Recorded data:
++++++++++++++++++++

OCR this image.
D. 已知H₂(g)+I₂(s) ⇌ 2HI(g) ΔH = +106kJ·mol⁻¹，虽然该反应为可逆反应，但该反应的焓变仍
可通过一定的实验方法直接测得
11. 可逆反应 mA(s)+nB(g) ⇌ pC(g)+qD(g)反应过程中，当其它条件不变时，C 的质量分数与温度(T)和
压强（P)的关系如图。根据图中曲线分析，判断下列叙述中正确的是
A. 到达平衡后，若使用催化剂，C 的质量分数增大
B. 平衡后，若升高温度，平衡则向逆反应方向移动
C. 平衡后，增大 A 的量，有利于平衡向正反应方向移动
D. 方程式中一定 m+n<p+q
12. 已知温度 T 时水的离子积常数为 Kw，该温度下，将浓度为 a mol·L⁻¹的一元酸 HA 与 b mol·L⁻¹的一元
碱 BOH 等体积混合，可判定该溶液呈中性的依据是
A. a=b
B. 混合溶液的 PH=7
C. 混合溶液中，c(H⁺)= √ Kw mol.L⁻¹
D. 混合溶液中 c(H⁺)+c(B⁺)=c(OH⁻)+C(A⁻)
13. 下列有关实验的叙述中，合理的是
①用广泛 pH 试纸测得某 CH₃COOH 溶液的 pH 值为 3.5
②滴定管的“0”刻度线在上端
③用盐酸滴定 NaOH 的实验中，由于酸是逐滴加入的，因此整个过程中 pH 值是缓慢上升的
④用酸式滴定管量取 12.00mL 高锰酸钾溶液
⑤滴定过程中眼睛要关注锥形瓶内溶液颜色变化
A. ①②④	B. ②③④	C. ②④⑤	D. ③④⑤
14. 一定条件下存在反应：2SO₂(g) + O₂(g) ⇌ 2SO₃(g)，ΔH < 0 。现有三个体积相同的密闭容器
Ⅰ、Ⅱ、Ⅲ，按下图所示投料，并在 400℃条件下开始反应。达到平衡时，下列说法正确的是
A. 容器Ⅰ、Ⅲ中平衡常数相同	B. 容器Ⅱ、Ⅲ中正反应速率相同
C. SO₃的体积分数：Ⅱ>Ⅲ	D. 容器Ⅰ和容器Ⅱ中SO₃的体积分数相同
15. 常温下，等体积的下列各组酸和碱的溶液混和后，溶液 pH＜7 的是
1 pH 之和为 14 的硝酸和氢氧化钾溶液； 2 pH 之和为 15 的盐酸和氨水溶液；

++++++++++++++++++++

From the entries above, extract each line containing "混合溶液中".

C. 混合溶液中，c(H⁺)= √ Kw mol.L⁻¹
D. 混合溶液中 c(H⁺)+c(B⁺)=c(OH⁻)+C(A⁻)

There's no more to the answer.